## What you have to do
Copy the lines holding the word "color", all of them.
§ §
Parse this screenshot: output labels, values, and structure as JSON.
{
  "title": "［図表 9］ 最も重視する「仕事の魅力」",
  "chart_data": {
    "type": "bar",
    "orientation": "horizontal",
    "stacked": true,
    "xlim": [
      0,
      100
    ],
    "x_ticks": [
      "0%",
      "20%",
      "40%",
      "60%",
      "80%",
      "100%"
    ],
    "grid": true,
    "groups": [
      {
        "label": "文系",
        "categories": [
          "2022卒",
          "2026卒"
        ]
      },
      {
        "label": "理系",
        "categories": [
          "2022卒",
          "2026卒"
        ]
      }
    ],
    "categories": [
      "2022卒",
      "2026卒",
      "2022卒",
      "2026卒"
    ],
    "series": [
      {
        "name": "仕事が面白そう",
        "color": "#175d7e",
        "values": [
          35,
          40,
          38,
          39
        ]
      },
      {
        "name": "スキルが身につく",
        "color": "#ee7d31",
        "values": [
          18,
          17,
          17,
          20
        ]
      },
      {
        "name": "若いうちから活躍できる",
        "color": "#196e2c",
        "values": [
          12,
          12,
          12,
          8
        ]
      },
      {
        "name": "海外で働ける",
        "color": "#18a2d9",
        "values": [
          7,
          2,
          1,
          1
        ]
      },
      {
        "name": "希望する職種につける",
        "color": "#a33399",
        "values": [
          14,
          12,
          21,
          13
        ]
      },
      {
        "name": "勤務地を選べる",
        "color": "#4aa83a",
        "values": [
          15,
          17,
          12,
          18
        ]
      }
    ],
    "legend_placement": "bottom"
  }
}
§ §
## Exercise response
        "color": "#175d7e",
        "color": "#ee7d31",
        "color": "#196e2c",
        "color": "#18a2d9",
        "color": "#a33399",
        "color": "#4aa83a",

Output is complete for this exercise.